Report every line of the material below that contains the string "cube". Case counts, so a line matches only if its letters have the same capitalization.

** START **

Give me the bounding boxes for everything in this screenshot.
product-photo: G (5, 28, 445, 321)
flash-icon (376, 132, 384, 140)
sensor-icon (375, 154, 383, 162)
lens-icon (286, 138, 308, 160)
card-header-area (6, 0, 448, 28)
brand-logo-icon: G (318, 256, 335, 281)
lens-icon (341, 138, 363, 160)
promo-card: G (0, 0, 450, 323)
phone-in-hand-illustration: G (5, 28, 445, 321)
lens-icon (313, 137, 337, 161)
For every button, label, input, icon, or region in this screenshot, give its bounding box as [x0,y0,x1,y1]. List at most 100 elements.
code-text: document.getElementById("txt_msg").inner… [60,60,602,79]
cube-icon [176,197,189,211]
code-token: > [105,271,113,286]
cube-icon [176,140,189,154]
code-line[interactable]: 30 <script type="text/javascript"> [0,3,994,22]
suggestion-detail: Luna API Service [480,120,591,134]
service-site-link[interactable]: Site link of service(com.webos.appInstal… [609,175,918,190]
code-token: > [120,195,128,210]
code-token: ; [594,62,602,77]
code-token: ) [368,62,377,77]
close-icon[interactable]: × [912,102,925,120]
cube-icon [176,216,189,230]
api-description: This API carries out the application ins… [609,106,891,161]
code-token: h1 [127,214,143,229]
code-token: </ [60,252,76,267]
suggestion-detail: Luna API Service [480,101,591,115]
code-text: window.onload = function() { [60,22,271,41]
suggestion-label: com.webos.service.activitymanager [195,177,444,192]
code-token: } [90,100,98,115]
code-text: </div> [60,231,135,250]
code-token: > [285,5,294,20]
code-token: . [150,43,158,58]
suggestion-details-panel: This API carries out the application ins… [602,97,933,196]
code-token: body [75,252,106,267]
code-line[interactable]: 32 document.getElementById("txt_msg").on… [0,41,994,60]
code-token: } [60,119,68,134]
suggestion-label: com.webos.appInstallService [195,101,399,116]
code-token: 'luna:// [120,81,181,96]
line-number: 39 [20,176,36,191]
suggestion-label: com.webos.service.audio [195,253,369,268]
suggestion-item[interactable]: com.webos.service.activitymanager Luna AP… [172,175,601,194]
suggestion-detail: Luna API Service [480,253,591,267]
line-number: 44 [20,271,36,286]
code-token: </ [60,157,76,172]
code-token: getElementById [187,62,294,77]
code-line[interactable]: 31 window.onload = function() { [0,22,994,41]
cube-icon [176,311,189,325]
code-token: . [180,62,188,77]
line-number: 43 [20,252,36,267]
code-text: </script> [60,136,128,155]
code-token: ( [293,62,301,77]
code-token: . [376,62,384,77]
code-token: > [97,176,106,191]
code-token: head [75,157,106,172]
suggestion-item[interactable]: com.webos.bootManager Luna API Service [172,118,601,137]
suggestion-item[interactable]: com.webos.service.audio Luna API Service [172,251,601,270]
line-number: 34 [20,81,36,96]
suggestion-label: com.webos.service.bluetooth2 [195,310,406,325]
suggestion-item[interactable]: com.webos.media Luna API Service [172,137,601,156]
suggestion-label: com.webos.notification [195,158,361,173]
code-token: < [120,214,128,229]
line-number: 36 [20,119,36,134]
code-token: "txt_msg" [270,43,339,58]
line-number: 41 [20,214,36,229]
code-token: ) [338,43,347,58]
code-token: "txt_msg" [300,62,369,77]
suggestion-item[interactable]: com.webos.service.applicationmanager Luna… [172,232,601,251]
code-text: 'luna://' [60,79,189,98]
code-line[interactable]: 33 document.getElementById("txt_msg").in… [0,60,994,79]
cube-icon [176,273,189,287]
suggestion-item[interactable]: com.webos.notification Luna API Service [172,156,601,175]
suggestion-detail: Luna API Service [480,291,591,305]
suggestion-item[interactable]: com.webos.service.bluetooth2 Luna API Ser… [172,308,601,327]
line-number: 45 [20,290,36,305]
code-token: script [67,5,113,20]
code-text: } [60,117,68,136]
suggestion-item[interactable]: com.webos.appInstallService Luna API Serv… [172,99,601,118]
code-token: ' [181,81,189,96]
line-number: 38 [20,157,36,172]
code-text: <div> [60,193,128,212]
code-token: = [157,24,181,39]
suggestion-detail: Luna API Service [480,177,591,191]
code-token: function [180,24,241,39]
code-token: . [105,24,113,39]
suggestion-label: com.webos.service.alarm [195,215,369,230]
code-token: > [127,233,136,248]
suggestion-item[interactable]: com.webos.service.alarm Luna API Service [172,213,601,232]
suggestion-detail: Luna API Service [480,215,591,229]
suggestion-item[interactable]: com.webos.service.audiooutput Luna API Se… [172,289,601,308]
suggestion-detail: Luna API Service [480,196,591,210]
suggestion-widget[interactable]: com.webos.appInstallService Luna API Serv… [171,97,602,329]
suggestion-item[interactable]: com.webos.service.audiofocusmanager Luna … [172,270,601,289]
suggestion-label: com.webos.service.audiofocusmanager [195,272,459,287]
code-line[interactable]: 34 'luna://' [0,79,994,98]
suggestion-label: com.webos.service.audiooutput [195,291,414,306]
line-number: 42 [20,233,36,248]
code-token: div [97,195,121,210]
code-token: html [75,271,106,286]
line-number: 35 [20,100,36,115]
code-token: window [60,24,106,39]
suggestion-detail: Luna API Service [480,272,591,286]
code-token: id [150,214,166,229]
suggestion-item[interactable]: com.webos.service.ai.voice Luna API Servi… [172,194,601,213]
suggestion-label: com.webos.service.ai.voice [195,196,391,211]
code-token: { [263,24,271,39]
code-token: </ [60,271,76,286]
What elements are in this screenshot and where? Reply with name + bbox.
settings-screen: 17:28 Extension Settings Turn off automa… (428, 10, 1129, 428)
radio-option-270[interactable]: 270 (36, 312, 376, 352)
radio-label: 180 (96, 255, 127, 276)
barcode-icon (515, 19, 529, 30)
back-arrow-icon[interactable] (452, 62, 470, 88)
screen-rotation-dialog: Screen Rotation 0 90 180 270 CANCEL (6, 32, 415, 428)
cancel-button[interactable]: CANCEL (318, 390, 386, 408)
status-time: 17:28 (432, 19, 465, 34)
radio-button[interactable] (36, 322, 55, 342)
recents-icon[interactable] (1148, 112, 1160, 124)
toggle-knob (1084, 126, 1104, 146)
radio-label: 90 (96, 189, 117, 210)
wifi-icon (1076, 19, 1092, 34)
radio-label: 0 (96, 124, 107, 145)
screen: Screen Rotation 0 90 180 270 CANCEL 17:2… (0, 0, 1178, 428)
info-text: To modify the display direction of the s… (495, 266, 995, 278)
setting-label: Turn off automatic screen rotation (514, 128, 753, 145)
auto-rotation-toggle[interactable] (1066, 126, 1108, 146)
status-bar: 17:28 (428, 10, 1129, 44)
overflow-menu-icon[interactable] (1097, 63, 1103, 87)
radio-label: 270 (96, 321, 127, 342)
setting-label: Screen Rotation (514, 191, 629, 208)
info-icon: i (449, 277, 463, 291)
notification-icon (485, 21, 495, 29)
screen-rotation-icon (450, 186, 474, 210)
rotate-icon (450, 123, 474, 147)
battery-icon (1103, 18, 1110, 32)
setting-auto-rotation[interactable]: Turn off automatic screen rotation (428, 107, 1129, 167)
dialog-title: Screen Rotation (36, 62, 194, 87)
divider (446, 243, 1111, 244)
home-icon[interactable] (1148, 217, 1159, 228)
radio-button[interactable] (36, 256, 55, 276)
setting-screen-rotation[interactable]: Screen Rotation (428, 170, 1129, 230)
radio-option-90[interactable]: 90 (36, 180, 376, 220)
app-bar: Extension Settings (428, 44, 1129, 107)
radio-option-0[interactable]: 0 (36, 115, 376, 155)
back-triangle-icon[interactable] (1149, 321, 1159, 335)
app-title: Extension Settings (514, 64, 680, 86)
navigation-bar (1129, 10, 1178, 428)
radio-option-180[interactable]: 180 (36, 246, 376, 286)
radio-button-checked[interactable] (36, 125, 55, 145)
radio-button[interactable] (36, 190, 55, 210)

** END **

• [TASK SOLUTION]
cube-icon [176,197,189,211]
cube-icon [176,140,189,154]
cube-icon [176,216,189,230]
cube-icon [176,311,189,325]
cube-icon [176,273,189,287]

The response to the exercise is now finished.